* begin *

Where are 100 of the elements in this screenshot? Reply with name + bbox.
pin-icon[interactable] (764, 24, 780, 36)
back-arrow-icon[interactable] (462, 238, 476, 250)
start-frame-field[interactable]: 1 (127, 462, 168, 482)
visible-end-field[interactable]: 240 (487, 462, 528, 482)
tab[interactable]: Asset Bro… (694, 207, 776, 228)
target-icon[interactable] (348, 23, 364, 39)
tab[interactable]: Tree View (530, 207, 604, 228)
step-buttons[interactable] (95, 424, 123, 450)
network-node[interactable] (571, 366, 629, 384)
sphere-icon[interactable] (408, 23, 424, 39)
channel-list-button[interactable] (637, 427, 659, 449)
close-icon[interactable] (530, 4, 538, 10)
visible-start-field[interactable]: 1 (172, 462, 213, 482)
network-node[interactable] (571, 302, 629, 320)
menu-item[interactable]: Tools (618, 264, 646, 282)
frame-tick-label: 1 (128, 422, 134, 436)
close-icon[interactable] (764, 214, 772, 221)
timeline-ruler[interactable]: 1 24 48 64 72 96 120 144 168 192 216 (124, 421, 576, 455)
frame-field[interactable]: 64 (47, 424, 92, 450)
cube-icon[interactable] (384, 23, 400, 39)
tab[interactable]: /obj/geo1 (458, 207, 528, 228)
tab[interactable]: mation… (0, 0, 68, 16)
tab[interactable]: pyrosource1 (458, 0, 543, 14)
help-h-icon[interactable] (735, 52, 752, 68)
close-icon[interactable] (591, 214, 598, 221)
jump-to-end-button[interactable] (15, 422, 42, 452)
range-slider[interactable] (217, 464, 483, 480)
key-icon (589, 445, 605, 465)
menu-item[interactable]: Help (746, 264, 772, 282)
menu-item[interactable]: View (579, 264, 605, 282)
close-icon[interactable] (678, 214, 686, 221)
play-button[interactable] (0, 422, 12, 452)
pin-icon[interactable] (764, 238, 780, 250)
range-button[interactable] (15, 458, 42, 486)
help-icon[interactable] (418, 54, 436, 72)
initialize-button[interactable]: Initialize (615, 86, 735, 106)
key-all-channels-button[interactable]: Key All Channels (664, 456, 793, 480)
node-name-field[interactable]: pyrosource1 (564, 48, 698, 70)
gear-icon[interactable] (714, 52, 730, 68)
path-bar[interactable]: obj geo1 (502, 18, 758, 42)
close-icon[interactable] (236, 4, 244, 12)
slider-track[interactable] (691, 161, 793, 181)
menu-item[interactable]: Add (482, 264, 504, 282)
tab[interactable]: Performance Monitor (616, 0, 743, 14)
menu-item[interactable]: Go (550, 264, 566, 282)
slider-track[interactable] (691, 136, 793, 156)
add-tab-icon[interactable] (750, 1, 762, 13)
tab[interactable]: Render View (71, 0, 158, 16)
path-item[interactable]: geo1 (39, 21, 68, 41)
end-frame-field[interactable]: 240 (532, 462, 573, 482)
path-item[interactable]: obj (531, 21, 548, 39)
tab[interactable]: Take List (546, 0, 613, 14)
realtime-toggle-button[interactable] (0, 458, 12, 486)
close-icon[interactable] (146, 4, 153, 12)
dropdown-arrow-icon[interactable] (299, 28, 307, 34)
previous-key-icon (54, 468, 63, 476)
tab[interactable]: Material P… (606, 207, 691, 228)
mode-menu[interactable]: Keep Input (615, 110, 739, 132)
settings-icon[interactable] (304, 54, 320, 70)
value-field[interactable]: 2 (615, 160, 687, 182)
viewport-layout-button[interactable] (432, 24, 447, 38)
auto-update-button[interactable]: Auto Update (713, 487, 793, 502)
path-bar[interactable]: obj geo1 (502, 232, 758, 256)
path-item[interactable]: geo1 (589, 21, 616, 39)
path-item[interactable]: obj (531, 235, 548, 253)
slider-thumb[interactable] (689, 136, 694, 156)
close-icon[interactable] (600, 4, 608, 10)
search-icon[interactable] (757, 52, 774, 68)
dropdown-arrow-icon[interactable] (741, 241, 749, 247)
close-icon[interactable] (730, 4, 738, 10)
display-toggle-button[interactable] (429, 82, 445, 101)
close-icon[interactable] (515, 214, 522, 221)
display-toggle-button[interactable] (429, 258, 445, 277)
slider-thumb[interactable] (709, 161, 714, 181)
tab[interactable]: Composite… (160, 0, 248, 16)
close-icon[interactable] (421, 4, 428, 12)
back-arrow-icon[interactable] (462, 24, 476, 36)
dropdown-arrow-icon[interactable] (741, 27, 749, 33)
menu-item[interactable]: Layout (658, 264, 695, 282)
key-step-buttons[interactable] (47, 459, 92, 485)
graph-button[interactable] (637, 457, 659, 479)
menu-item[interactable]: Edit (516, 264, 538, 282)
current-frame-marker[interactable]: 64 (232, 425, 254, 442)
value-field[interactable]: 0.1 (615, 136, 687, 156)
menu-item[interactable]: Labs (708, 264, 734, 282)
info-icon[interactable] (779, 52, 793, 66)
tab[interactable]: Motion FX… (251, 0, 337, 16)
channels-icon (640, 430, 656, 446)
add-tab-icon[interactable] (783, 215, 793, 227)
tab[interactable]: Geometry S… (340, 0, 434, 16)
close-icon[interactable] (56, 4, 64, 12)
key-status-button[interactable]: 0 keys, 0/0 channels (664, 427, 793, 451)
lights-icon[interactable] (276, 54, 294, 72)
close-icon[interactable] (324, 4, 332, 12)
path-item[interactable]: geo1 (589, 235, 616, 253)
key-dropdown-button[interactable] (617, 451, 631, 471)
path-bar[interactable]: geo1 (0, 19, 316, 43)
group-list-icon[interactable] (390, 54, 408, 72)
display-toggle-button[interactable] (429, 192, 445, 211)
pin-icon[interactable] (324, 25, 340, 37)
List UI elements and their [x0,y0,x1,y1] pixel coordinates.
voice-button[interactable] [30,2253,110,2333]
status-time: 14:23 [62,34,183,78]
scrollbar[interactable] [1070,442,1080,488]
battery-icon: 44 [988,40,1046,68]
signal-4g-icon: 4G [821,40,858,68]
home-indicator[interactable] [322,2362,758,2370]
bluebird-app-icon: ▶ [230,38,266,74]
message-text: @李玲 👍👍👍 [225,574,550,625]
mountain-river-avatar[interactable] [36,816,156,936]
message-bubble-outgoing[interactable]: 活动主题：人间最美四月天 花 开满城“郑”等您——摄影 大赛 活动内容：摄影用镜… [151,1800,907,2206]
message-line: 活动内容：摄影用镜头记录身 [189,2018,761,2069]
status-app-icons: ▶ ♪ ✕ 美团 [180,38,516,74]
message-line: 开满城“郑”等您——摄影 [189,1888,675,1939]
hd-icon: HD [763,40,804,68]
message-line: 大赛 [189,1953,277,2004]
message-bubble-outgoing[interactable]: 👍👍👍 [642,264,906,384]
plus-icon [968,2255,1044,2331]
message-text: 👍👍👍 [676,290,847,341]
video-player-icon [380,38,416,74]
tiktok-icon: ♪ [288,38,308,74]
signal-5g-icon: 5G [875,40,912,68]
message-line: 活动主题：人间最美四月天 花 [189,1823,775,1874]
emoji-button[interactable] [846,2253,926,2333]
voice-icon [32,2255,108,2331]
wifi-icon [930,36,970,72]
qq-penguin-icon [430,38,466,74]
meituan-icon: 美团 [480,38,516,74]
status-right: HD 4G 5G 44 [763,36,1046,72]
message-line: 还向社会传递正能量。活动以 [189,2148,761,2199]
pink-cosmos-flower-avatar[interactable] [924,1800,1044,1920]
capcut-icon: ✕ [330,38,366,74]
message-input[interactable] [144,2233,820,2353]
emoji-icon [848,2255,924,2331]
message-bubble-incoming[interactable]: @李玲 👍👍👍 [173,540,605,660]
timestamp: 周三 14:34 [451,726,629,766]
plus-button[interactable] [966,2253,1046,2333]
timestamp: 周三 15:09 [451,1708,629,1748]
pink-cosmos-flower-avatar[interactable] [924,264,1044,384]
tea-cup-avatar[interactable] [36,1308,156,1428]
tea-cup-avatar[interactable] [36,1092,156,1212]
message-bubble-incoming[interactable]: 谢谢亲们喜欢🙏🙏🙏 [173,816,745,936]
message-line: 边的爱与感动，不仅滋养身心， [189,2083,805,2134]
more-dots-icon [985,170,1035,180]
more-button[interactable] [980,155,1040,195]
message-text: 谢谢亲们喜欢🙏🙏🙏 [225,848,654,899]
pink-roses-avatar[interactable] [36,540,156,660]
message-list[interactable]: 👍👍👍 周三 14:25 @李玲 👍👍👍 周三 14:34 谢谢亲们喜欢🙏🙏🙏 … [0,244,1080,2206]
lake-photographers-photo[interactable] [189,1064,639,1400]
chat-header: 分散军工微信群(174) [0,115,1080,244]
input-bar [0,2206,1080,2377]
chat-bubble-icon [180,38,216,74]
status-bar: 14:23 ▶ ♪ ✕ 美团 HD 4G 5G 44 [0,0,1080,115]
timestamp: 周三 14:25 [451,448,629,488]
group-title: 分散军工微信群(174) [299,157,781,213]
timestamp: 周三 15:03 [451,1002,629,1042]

* end *

**What you have to do**. Reproduce without alteration everything from the first row down to the row containing "close-icon[interactable] (764, 214, 772, 221)", including both of those rows.

**The reply**.
Where are 100 of the elements in this screenshot? Reply with name + bbox.
pin-icon[interactable] (764, 24, 780, 36)
back-arrow-icon[interactable] (462, 238, 476, 250)
start-frame-field[interactable]: 1 (127, 462, 168, 482)
visible-end-field[interactable]: 240 (487, 462, 528, 482)
tab[interactable]: Asset Bro… (694, 207, 776, 228)
target-icon[interactable] (348, 23, 364, 39)
tab[interactable]: Tree View (530, 207, 604, 228)
step-buttons[interactable] (95, 424, 123, 450)
network-node[interactable] (571, 366, 629, 384)
sphere-icon[interactable] (408, 23, 424, 39)
channel-list-button[interactable] (637, 427, 659, 449)
close-icon[interactable] (530, 4, 538, 10)
visible-start-field[interactable]: 1 (172, 462, 213, 482)
network-node[interactable] (571, 302, 629, 320)
menu-item[interactable]: Tools (618, 264, 646, 282)
frame-tick-label: 1 (128, 422, 134, 436)
close-icon[interactable] (764, 214, 772, 221)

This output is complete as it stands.